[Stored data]
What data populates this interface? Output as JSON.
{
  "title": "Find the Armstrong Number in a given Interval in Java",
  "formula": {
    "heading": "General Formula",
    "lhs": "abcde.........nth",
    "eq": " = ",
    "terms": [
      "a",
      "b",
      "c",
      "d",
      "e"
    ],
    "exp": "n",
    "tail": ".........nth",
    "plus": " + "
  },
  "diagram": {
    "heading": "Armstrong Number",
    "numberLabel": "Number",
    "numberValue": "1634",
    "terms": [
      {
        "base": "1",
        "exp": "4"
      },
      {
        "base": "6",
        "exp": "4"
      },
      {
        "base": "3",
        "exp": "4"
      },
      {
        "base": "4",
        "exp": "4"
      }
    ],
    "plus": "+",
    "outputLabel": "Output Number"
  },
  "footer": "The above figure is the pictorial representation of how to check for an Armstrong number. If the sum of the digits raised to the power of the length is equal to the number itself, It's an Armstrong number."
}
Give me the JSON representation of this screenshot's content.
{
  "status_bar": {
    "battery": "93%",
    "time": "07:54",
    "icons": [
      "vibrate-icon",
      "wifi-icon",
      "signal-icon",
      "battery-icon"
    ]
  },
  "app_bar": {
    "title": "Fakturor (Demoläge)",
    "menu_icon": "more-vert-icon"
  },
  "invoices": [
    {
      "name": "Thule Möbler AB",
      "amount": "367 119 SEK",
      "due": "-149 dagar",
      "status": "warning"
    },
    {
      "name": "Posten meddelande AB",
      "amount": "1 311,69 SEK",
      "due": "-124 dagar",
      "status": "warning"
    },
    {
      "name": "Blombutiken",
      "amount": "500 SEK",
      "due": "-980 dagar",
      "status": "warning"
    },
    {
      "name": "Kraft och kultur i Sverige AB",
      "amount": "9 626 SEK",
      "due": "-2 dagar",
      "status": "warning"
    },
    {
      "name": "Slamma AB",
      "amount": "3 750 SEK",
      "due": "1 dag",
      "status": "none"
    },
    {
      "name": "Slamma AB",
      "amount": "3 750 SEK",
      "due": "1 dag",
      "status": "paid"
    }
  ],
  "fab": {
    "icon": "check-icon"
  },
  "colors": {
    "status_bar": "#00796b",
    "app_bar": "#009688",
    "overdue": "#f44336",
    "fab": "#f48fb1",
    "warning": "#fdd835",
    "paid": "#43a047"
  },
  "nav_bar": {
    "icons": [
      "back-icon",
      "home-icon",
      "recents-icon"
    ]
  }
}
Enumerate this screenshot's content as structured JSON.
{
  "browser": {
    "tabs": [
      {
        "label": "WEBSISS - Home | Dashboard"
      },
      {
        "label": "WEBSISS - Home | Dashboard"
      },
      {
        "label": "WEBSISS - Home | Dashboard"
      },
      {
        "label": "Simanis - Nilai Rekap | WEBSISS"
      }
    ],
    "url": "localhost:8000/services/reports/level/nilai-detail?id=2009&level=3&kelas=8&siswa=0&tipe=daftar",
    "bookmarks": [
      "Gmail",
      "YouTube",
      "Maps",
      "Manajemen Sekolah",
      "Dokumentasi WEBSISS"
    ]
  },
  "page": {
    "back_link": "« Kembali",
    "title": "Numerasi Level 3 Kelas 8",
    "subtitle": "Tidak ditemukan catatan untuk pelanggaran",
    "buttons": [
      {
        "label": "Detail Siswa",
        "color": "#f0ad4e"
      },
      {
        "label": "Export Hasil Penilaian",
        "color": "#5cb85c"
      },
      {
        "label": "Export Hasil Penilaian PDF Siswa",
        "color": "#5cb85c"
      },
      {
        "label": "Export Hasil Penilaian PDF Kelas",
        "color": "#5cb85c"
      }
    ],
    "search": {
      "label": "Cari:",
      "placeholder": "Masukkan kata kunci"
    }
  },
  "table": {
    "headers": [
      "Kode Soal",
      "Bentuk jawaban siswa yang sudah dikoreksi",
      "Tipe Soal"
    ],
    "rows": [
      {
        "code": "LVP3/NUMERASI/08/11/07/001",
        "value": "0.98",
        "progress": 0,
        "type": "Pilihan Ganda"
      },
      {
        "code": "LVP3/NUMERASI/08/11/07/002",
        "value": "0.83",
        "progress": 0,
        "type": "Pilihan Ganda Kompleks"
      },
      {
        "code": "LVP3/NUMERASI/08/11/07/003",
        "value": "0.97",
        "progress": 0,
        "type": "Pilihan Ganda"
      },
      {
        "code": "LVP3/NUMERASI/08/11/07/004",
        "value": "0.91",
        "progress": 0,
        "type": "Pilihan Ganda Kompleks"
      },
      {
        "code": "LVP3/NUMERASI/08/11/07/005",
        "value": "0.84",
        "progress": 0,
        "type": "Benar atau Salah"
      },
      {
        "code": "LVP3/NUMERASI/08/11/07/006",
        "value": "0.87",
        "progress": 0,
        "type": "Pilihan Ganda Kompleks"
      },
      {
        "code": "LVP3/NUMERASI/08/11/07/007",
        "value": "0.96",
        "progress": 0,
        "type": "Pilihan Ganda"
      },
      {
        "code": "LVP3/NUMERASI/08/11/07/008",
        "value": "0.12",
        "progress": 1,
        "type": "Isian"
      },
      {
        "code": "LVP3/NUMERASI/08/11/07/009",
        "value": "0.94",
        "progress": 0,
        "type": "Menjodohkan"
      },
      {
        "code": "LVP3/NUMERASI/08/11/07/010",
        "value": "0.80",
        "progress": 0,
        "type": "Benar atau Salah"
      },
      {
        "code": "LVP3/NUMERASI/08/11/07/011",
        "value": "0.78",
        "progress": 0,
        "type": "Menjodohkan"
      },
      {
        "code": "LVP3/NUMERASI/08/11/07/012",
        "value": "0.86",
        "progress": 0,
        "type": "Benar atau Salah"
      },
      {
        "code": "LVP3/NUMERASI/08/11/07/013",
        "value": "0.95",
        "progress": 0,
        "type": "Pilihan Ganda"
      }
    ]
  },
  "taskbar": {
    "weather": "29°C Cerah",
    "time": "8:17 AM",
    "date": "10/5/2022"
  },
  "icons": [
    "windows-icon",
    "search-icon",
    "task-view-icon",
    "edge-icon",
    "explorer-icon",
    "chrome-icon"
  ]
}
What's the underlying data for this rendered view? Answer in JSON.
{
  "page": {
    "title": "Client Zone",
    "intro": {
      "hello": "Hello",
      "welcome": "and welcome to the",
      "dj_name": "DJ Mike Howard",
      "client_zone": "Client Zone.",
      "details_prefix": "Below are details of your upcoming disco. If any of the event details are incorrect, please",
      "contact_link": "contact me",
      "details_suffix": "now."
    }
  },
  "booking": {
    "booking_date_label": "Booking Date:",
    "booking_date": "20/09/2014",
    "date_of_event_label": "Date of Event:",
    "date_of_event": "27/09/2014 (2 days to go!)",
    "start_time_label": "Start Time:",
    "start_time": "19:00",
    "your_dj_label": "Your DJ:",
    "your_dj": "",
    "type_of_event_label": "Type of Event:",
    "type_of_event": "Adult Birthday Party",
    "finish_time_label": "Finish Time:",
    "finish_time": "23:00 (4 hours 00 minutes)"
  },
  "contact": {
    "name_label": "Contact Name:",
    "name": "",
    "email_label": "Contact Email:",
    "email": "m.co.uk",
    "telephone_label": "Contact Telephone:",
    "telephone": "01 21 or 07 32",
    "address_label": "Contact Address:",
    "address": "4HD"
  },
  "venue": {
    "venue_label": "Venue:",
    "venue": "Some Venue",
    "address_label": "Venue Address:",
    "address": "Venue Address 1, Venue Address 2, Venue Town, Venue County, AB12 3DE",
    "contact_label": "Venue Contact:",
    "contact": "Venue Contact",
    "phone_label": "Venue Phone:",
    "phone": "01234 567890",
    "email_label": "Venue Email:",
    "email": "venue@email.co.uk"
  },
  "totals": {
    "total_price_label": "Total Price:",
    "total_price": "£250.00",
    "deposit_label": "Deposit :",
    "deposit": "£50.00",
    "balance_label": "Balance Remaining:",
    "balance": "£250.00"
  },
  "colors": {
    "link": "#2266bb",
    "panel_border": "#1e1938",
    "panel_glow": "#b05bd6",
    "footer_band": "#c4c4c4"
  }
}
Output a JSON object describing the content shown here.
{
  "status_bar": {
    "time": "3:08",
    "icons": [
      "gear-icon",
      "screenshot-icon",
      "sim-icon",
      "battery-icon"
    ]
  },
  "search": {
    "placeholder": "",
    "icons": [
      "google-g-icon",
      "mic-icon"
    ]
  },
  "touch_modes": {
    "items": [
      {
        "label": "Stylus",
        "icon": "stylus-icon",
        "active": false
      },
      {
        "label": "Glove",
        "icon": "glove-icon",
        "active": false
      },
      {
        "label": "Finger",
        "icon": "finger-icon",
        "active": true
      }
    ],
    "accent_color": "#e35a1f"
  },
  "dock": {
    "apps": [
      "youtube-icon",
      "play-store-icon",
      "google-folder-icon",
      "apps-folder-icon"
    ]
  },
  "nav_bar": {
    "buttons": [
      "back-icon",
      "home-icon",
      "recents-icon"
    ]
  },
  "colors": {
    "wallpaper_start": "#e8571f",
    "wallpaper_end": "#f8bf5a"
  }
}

**WORK INSTRUCTIONS:** Ascertain the number of lines in the entries that include the word "Export", and report only that number.

**SOLUTION TO THE EXERCISE:** 3